» DIRECTIVE
Output the data below in full, byte for byte. Nothing may differ.

_____

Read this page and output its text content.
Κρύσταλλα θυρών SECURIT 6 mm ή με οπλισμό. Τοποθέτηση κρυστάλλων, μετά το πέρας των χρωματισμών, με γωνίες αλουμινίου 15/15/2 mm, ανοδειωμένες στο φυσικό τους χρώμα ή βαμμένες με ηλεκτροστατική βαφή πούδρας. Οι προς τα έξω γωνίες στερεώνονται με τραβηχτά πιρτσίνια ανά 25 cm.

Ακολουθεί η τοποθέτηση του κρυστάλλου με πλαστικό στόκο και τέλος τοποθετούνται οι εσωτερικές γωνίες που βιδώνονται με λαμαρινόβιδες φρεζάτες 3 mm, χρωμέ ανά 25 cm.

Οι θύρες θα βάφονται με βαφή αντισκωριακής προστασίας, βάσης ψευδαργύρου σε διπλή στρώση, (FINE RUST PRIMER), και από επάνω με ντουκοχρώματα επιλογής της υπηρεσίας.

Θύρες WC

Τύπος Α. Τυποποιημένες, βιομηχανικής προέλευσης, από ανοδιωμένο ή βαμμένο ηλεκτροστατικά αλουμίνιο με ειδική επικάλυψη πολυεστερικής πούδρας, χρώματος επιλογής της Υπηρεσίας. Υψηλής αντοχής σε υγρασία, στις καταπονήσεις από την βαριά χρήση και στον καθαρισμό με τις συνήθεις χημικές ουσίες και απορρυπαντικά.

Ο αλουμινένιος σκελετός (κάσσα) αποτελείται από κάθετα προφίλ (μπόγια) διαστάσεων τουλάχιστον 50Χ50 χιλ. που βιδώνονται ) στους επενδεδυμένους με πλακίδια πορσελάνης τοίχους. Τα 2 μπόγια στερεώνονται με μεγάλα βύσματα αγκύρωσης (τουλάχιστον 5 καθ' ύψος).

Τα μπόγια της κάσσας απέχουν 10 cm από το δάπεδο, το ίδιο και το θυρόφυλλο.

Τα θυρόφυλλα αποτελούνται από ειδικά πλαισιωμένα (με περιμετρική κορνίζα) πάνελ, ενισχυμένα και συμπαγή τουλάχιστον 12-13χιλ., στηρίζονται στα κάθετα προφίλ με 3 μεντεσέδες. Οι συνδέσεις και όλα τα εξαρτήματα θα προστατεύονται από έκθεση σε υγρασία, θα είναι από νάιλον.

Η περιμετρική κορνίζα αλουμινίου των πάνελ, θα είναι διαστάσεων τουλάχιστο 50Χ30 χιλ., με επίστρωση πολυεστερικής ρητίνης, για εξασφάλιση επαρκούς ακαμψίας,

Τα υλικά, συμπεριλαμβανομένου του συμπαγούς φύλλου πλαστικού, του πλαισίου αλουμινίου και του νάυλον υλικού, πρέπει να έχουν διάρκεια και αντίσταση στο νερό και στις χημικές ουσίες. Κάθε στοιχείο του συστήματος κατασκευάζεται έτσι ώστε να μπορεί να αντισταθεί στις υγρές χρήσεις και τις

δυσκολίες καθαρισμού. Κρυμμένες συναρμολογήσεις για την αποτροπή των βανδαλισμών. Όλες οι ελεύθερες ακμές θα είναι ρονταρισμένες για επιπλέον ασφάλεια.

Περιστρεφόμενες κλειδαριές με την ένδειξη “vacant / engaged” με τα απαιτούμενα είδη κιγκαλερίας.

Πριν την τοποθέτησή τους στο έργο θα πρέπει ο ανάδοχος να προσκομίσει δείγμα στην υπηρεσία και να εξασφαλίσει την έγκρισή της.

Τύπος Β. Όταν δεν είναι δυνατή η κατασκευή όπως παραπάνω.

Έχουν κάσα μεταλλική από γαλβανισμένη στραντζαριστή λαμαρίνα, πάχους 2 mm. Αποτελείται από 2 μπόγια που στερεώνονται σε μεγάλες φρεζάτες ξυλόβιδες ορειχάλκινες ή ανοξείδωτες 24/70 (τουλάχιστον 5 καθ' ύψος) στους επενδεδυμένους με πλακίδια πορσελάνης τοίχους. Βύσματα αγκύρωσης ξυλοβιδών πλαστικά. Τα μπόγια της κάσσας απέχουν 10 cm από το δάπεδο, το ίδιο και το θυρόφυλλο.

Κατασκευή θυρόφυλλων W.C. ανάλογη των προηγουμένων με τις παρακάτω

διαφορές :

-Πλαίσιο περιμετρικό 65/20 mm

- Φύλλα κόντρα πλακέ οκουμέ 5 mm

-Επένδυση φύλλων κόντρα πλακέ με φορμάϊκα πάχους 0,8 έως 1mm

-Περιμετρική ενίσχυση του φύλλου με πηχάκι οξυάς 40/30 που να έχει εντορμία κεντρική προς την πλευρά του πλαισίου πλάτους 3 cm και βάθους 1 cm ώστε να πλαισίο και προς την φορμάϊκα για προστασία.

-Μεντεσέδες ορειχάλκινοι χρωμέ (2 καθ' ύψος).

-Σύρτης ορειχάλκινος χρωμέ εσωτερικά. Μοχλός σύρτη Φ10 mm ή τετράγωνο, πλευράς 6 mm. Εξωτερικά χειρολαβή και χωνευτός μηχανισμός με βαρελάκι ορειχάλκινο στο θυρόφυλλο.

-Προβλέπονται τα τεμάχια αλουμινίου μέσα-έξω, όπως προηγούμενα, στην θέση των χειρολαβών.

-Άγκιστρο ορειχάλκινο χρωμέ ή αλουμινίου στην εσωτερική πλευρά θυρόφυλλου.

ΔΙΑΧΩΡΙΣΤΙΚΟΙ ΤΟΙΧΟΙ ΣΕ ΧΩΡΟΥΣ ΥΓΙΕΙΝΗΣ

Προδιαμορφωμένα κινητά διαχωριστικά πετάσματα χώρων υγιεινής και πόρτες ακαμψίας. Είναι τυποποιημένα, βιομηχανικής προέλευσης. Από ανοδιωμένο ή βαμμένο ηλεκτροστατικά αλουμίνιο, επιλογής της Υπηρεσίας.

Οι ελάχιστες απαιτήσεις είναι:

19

_____

» PROBLEM SOLUTION
Read this page and output its text content.
Κρύσταλλα θυρών SECURIT 6 mm ή με οπλισμό. Τοποθέτηση κρυστάλλων, μετά το πέρας των χρωματισμών, με γωνίες αλουμινίου 15/15/2 mm, ανοδειωμένες στο φυσικό τους χρώμα ή βαμμένες με ηλεκτροστατική βαφή πούδρας. Οι προς τα έξω γωνίες στερεώνονται με τραβηχτά πιρτσίνια ανά 25 cm.

Ακολουθεί η τοποθέτηση του κρυστάλλου με πλαστικό στόκο και τέλος τοποθετούνται οι εσωτερικές γωνίες που βιδώνονται με λαμαρινόβιδες φρεζάτες 3 mm, χρωμέ ανά 25 cm.

Οι θύρες θα βάφονται με βαφή αντισκωριακής προστασίας, βάσης ψευδαργύρου σε διπλή στρώση, (FINE RUST PRIMER), και από επάνω με ντουκοχρώματα επιλογής της υπηρεσίας.

Θύρες WC

Τύπος Α. Τυποποιημένες, βιομηχανικής προέλευσης, από ανοδιωμένο ή βαμμένο ηλεκτροστατικά αλουμίνιο με ειδική επικάλυψη πολυεστερικής πούδρας, χρώματος επιλογής της Υπηρεσίας. Υψηλής αντοχής σε υγρασία, στις καταπονήσεις από την βαριά χρήση και στον καθαρισμό με τις συνήθεις χημικές ουσίες και απορρυπαντικά.

Ο αλουμινένιος σκελετός (κάσσα) αποτελείται από κάθετα προφίλ (μπόγια) διαστάσεων τουλάχιστον 50Χ50 χιλ. που βιδώνονται ) στους επενδεδυμένους με πλακίδια πορσελάνης τοίχους. Τα 2 μπόγια στερεώνονται με μεγάλα βύσματα αγκύρωσης (τουλάχιστον 5 καθ' ύψος).

Τα μπόγια της κάσσας απέχουν 10 cm από το δάπεδο, το ίδιο και το θυρόφυλλο.

Τα θυρόφυλλα αποτελούνται από ειδικά πλαισιωμένα (με περιμετρική κορνίζα) πάνελ, ενισχυμένα και συμπαγή τουλάχιστον 12-13χιλ., στηρίζονται στα κάθετα προφίλ με 3 μεντεσέδες. Οι συνδέσεις και όλα τα εξαρτήματα θα προστατεύονται από έκθεση σε υγρασία, θα είναι από νάιλον.

Η περιμετρική κορνίζα αλουμινίου των πάνελ, θα είναι διαστάσεων τουλάχιστο 50Χ30 χιλ., με επίστρωση πολυεστερικής ρητίνης, για εξασφάλιση επαρκούς ακαμψίας,

Τα υλικά, συμπεριλαμβανομένου του συμπαγούς φύλλου πλαστικού, του πλαισίου αλουμινίου και του νάυλον υλικού, πρέπει να έχουν διάρκεια και αντίσταση στο νερό και στις χημικές ουσίες. Κάθε στοιχείο του συστήματος κατασκευάζεται έτσι ώστε να μπορεί να αντισταθεί στις υγρές χρήσεις και τις

δυσκολίες καθαρισμού. Κρυμμένες συναρμολογήσεις για την αποτροπή των βανδαλισμών. Όλες οι ελεύθερες ακμές θα είναι ρονταρισμένες για επιπλέον ασφάλεια.

Περιστρεφόμενες κλειδαριές με την ένδειξη “vacant / engaged” με τα απαιτούμενα είδη κιγκαλερίας.

Πριν την τοποθέτησή τους στο έργο θα πρέπει ο ανάδοχος να προσκομίσει δείγμα στην υπηρεσία και να εξασφαλίσει την έγκρισή της.

Τύπος Β. Όταν δεν είναι δυνατή η κατασκευή όπως παραπάνω.

Έχουν κάσα μεταλλική από γαλβανισμένη στραντζαριστή λαμαρίνα, πάχους 2 mm. Αποτελείται από 2 μπόγια που στερεώνονται σε μεγάλες φρεζάτες ξυλόβιδες ορειχάλκινες ή ανοξείδωτες 24/70 (τουλάχιστον 5 καθ' ύψος) στους επενδεδυμένους με πλακίδια πορσελάνης τοίχους. Βύσματα αγκύρωσης ξυλοβιδών πλαστικά. Τα μπόγια της κάσσας απέχουν 10 cm από το δάπεδο, το ίδιο και το θυρόφυλλο.

Κατασκευή θυρόφυλλων W.C. ανάλογη των προηγουμένων με τις παρακάτω

διαφορές :

-Πλαίσιο περιμετρικό 65/20 mm

- Φύλλα κόντρα πλακέ οκουμέ 5 mm

-Επένδυση φύλλων κόντρα πλακέ με φορμάϊκα πάχους 0,8 έως 1mm

-Περιμετρική ενίσχυση του φύλλου με πηχάκι οξυάς 40/30 που να έχει εντορμία κεντρική προς την πλευρά του πλαισίου πλάτους 3 cm και βάθους 1 cm ώστε να πλαισίο και προς την φορμάϊκα για προστασία.

-Μεντεσέδες ορειχάλκινοι χρωμέ (2 καθ' ύψος).

-Σύρτης ορειχάλκινος χρωμέ εσωτερικά. Μοχλός σύρτη Φ10 mm ή τετράγωνο, πλευράς 6 mm. Εξωτερικά χειρολαβή και χωνευτός μηχανισμός με βαρελάκι ορειχάλκινο στο θυρόφυλλο.

-Προβλέπονται τα τεμάχια αλουμινίου μέσα-έξω, όπως προηγούμενα, στην θέση των χειρολαβών.

-Άγκιστρο ορειχάλκινο χρωμέ ή αλουμινίου στην εσωτερική πλευρά θυρόφυλλου.

ΔΙΑΧΩΡΙΣΤΙΚΟΙ ΤΟΙΧΟΙ ΣΕ ΧΩΡΟΥΣ ΥΓΙΕΙΝΗΣ

Προδιαμορφωμένα κινητά διαχωριστικά πετάσματα χώρων υγιεινής και πόρτες ακαμψίας. Είναι τυποποιημένα, βιομηχανικής προέλευσης. Από ανοδιωμένο ή βαμμένο ηλεκτροστατικά αλουμίνιο, επιλογής της Υπηρεσίας.

Οι ελάχιστες απαιτήσεις είναι:

19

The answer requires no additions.